What to do: Go through the material below line by line and count those containing "databases". Write the count and nothing more.

Task inputs:
━━━━━━

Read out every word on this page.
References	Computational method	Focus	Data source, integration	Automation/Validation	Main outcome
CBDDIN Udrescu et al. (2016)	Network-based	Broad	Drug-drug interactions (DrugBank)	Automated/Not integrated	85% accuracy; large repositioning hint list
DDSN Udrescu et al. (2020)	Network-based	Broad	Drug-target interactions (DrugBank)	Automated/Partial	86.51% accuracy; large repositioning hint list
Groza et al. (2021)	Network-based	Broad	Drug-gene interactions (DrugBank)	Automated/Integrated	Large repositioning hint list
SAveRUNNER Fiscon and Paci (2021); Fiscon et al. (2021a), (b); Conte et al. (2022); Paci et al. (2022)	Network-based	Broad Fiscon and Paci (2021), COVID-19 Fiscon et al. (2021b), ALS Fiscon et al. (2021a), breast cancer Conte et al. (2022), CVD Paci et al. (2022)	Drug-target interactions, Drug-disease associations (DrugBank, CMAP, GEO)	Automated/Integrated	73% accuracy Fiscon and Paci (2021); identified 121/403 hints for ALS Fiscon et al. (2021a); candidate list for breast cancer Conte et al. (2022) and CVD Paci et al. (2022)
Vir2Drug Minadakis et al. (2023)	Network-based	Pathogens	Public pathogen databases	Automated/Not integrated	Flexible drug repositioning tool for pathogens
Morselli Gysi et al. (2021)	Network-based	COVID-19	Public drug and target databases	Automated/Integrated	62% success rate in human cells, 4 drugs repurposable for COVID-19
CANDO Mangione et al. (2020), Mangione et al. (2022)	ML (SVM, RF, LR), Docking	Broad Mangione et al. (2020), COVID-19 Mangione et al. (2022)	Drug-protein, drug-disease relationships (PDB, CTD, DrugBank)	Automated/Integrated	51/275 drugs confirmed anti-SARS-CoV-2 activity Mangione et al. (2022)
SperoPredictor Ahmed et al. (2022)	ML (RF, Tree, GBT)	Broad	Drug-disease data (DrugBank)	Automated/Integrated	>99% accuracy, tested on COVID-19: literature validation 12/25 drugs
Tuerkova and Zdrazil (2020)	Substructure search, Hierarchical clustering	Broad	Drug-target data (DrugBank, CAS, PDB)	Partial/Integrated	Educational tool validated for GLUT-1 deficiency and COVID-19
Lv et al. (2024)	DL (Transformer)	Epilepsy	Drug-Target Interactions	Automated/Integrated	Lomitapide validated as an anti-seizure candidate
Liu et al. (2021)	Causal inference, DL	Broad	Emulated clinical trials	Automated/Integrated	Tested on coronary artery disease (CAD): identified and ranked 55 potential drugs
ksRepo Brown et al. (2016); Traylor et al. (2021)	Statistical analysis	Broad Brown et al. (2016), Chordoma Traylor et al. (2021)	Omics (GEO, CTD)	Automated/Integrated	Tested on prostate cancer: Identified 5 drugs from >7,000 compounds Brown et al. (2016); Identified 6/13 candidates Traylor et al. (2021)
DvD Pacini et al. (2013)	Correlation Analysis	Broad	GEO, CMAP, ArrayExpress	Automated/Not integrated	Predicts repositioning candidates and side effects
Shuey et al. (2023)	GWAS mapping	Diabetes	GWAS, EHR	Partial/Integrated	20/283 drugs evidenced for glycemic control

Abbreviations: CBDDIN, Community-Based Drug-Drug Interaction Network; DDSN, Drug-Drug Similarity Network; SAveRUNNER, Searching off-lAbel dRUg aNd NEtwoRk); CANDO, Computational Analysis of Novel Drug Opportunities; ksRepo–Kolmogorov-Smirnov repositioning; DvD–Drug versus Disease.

━━━━━━

Exercise response: 2